== MATERIAL FOR THIS EXERCISE ==
______________________________

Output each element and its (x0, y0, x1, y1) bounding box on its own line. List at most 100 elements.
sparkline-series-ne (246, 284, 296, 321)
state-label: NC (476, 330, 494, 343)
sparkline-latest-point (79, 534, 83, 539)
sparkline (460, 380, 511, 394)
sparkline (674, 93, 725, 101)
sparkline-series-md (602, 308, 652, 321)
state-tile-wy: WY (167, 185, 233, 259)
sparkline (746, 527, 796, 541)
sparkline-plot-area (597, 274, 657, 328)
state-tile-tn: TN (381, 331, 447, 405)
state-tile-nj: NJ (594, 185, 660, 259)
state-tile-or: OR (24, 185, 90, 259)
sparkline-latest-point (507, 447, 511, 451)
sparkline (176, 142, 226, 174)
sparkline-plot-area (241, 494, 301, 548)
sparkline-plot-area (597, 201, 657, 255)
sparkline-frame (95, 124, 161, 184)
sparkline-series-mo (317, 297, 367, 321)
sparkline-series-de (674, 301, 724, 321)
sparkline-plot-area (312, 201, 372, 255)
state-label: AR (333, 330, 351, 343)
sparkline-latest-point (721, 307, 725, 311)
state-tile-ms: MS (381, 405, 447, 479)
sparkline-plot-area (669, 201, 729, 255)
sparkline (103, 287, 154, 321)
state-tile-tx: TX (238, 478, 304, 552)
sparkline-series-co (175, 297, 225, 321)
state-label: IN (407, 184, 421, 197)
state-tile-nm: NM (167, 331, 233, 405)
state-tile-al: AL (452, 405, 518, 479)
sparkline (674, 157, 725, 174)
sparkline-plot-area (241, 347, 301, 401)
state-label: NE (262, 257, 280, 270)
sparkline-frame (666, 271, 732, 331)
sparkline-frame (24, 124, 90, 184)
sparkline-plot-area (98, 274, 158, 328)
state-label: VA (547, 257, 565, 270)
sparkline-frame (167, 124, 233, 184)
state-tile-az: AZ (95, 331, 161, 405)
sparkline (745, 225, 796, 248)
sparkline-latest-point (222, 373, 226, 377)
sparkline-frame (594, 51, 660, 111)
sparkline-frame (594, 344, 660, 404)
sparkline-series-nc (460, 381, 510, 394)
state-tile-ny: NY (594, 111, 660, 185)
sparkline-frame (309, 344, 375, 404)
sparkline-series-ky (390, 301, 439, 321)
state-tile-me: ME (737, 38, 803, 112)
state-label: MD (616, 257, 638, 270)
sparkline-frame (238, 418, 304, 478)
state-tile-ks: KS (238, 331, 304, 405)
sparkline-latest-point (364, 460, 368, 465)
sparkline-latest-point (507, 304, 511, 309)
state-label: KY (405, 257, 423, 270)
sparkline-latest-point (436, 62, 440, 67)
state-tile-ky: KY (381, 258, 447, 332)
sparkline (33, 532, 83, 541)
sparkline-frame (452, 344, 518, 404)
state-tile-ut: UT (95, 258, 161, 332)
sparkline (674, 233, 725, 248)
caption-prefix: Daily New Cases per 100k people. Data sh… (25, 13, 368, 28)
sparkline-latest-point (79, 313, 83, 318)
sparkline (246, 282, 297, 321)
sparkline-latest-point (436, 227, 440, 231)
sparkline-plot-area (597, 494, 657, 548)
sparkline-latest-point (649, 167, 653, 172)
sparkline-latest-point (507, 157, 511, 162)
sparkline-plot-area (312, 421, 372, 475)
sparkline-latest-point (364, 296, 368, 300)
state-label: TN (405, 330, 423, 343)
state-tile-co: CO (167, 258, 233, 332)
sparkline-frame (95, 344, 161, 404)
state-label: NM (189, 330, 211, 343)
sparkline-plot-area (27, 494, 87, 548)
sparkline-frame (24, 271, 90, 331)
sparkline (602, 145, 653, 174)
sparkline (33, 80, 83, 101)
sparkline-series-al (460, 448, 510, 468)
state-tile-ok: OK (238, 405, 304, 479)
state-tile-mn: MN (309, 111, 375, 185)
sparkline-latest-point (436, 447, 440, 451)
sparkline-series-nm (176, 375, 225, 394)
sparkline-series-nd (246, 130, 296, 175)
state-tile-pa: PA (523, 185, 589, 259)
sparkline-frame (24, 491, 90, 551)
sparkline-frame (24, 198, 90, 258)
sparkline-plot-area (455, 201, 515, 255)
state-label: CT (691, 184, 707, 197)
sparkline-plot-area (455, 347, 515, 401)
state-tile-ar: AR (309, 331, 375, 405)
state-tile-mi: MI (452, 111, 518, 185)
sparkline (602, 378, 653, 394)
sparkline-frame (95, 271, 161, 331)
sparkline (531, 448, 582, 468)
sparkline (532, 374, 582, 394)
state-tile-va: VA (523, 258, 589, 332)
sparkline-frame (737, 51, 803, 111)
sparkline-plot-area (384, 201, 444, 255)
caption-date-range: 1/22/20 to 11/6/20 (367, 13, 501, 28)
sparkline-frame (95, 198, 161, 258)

______________________________

== TASK BRIEF ==
Give back every line of the items above, copying each one character for character with no changes.

== REPLY TO THE TASK ==
Output each element and its (x0, y0, x1, y1) bounding box on its own line. List at most 100 elements.
sparkline-series-ne (246, 284, 296, 321)
state-label: NC (476, 330, 494, 343)
sparkline-latest-point (79, 534, 83, 539)
sparkline (460, 380, 511, 394)
sparkline (674, 93, 725, 101)
sparkline-series-md (602, 308, 652, 321)
state-tile-wy: WY (167, 185, 233, 259)
sparkline (746, 527, 796, 541)
sparkline-plot-area (597, 274, 657, 328)
state-tile-tn: TN (381, 331, 447, 405)
state-tile-nj: NJ (594, 185, 660, 259)
state-tile-or: OR (24, 185, 90, 259)
sparkline-latest-point (507, 447, 511, 451)
sparkline (176, 142, 226, 174)
sparkline-plot-area (241, 494, 301, 548)
sparkline-plot-area (597, 201, 657, 255)
sparkline-frame (95, 124, 161, 184)
sparkline-series-mo (317, 297, 367, 321)
sparkline-series-de (674, 301, 724, 321)
sparkline-plot-area (312, 201, 372, 255)
state-label: AR (333, 330, 351, 343)
sparkline-latest-point (721, 307, 725, 311)
state-tile-ms: MS (381, 405, 447, 479)
sparkline-plot-area (669, 201, 729, 255)
sparkline (103, 287, 154, 321)
state-tile-tx: TX (238, 478, 304, 552)
sparkline-series-co (175, 297, 225, 321)
state-label: IN (407, 184, 421, 197)
state-tile-nm: NM (167, 331, 233, 405)
state-tile-al: AL (452, 405, 518, 479)
sparkline (674, 157, 725, 174)
sparkline-plot-area (241, 347, 301, 401)
state-label: NE (262, 257, 280, 270)
sparkline-frame (666, 271, 732, 331)
sparkline-frame (24, 124, 90, 184)
sparkline-plot-area (98, 274, 158, 328)
state-label: VA (547, 257, 565, 270)
sparkline-frame (167, 124, 233, 184)
state-tile-az: AZ (95, 331, 161, 405)
sparkline (745, 225, 796, 248)
sparkline-latest-point (222, 373, 226, 377)
sparkline-frame (594, 51, 660, 111)
sparkline-frame (594, 344, 660, 404)
sparkline-series-nc (460, 381, 510, 394)
state-tile-ny: NY (594, 111, 660, 185)
sparkline-frame (309, 344, 375, 404)
sparkline-series-ky (390, 301, 439, 321)
state-tile-me: ME (737, 38, 803, 112)
state-label: MD (616, 257, 638, 270)
sparkline-frame (238, 418, 304, 478)
state-tile-ks: KS (238, 331, 304, 405)
sparkline-latest-point (364, 460, 368, 465)
sparkline-latest-point (507, 304, 511, 309)
state-label: KY (405, 257, 423, 270)
sparkline-latest-point (436, 62, 440, 67)
state-tile-ky: KY (381, 258, 447, 332)
sparkline (33, 532, 83, 541)
sparkline-frame (452, 344, 518, 404)
state-tile-ut: UT (95, 258, 161, 332)
sparkline (674, 233, 725, 248)
caption-prefix: Daily New Cases per 100k people. Data sh… (25, 13, 368, 28)
sparkline-latest-point (79, 313, 83, 318)
sparkline (246, 282, 297, 321)
sparkline-latest-point (436, 227, 440, 231)
sparkline-plot-area (597, 494, 657, 548)
sparkline-latest-point (649, 167, 653, 172)
sparkline-latest-point (507, 157, 511, 162)
sparkline-plot-area (312, 421, 372, 475)
sparkline-latest-point (364, 296, 368, 300)
state-label: TN (405, 330, 423, 343)
state-tile-co: CO (167, 258, 233, 332)
sparkline-frame (95, 344, 161, 404)
state-label: NM (189, 330, 211, 343)
sparkline-plot-area (27, 494, 87, 548)
sparkline-frame (24, 271, 90, 331)
sparkline (602, 145, 653, 174)
sparkline (33, 80, 83, 101)
sparkline-series-al (460, 448, 510, 468)
state-tile-ok: OK (238, 405, 304, 479)
state-tile-mn: MN (309, 111, 375, 185)
sparkline-latest-point (436, 447, 440, 451)
sparkline-series-nm (176, 375, 225, 394)
sparkline-series-nd (246, 130, 296, 175)
state-tile-pa: PA (523, 185, 589, 259)
sparkline-frame (24, 491, 90, 551)
sparkline-frame (24, 198, 90, 258)
sparkline-plot-area (455, 201, 515, 255)
state-label: CT (691, 184, 707, 197)
sparkline-plot-area (455, 347, 515, 401)
state-tile-ar: AR (309, 331, 375, 405)
state-tile-mi: MI (452, 111, 518, 185)
sparkline (602, 378, 653, 394)
sparkline-frame (95, 271, 161, 331)
sparkline (531, 448, 582, 468)
sparkline (532, 374, 582, 394)
state-tile-va: VA (523, 258, 589, 332)
sparkline-frame (737, 51, 803, 111)
sparkline-plot-area (384, 201, 444, 255)
caption-date-range: 1/22/20 to 11/6/20 (367, 13, 501, 28)
sparkline-frame (95, 198, 161, 258)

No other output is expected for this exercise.